_TAREFAS PROPOSTAS_
A) Responda com base no trecho sobre a gestão da água:
(i) Em que cidade ocorreu a convenção do clima do ano passado?
(ii) Quais rios a Turquia e o Iraque têm dificuldade de compartilhar?
(iii) Com quais países o Brasil divide a bacia do Prata?
B) Prossiga a redação do trecho sobre a gestão da água a partir da última frase apresentada.

Por que o país merece sediar o Fórum Mundial da Água?

O Brasil, ao longo das últimas décadas, deu muita importância para a gestão dos recursos hídricos. Criou um comitê dedicado às bacias hidrográficas no final da década de 1990 e, depois, a Agência Nacional de Águas, para a resolução de conflitos ligados a este recurso natural. Nossa economia é movida por hidrelétricas. Temos em nosso território a Amazônia, um grande reservatório de água. Então, faz sentido que, após sete edições, o evento seja realizado pela primeira vez no Hemisfério Sul.

A qualidade da água costuma ser um tema suficientemente discutido nas conferências do clima?

Não. Esses encontros têm se concentrado mais na discussão sobre energia. Na convenção do ano passado, em Marrakesh (Marrocos), o foco foi a mitigação do efeito das mudanças climáticas, e isso envolve principalmente o debate sobre a produção de gás carbônico por combustíveis fósseis. Fala-se pouco sobre mecanismos de adaptação e sobre a maior capacidade para reserva de água nas bacias hidrográficas.

A escassez de água é uma questão geopolítica?

Há uma possibilidade de que a água tenha relação com conflitos políticos. Obras de infraestrutura na Etiópia podem interferir na quantidade de água do Rio Nilo que chega no Egito. Turquia e Iraque também têm problemas para compartilhar os recursos dos rios Tigre e Eufrates. A Síria sofre uma seca inédita — evidentemente, este fenômeno não é o principal fator ligado à guerra civil que acomete o país, mas certamente exerce um papel.

O Brasil tem 12% da reserva de água doce do mundo. Como podemos proteger este recurso?

Temos duas grandes bacias hidrográficas compartilhadas com países vizinhos que exigem cuidados — a do Prata, dividida com Paraguai, Uruguai e Argentina, e a da Amazônia. Esta é a mais crítica, porque o rio, antes de chegar aqui, passa por outras nações. Então, se estes locais promoverem mudanças, como a construção de reservatórios, certamente haverá repercussão no Brasil. Mas não acredito que estes recursos estejam ameaçados. Ao contrário de minerais preciosos, como ouro e prata, a água não pode ser transformada em commodity. Não é economicamente viável tirá-la daqui e, depois, enviá-la para outra região do planeta. Em vez disso, nosso debate deve ser centrado no modo como usamos a riqueza hídrica, ou seja, o quanto é possível mexer no ambiente e o espaço que precisamos manter em sua forma original.

_DADOS EXTRAÍDOS_
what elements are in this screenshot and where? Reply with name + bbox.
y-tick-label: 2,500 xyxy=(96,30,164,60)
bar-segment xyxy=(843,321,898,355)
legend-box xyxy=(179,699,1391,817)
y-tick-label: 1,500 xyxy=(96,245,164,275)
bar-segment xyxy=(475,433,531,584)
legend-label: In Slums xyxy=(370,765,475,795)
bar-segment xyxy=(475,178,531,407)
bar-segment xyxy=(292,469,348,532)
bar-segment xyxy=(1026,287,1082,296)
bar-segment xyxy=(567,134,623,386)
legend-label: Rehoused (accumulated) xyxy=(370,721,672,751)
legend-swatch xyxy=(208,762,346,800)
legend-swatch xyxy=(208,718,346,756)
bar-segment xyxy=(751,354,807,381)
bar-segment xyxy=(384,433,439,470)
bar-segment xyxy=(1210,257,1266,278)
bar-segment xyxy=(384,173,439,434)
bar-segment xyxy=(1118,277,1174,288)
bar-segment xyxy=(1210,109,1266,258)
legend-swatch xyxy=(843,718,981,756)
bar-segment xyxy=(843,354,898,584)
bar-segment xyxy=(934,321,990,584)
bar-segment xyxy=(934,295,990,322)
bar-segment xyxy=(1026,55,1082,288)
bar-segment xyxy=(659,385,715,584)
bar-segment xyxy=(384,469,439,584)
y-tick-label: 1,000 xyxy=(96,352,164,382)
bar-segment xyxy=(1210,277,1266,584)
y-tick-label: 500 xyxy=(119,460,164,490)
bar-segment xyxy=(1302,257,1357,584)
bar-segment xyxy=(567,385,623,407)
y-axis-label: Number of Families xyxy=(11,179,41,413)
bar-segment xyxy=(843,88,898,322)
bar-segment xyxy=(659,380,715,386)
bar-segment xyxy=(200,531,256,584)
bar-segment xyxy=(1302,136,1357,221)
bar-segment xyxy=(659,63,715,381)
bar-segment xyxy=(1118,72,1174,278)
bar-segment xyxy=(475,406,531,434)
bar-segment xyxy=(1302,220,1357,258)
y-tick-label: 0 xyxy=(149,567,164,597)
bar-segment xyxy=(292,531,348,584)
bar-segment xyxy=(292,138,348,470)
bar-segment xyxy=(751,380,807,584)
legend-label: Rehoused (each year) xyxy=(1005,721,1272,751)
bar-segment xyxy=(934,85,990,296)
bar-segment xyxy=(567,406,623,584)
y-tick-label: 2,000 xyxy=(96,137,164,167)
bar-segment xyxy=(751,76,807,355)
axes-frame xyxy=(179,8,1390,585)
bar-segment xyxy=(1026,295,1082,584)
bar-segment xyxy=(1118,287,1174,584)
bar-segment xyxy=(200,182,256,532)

_RESPOSTAS ESCRITAS_
A)
(i) Em Marrakesh (Marrocos).
(ii) Os rios Tigre e Eufrates.
(iii) Com o Paraguai, o Uruguai e a Argentina.

B)
Como devemos discutir a preservação da água no campo e na cidade?

São desafios diferentes. No campo, 70% deste recurso é usado na produção de alimentos. Precisamos gerenciar esta atividade e aprender a aplicar racionalmente fertilizantes e pesticidas. No caso da cidade, trata-se de uma gestão integrada entre programas de habitação e de recursos hídricos, já que há pessoas que ocupam áreas à margem dos rios. E a água tem um papel muito importante para a saúde da população, porque influencia a qualidade do saneamento básico.

O Brasil é muito elogiado em fóruns internacionais por ter a matriz energética baseada em hidrelétricas, uma fonte de energia limpa, mas também há críticas sobre a forma como certas áreas são alagadas, além de um lobby cada vez maior por fontes renováveis, como solar e biomassa. Estamos seguindo o caminho certo?

Qualquer obra de engenharia afeta o meio ambiente, mas devemos continuar investindo em hidrelétricas. Sua construção foi muito modificada nos últimos anos — há uma preocupação crescente com o impacto ambiental e com a compensação financeira das famílias que devem ser removidas. Ainda temos um imenso potencial que precisa ser explorado. Obviamente, outras fontes de energia devem ser incentivadas. No Nordeste, por exemplo, em áreas onde há muita ocorrência de ventos, faz sentido explorar a energia eólica.

Fonte: G1.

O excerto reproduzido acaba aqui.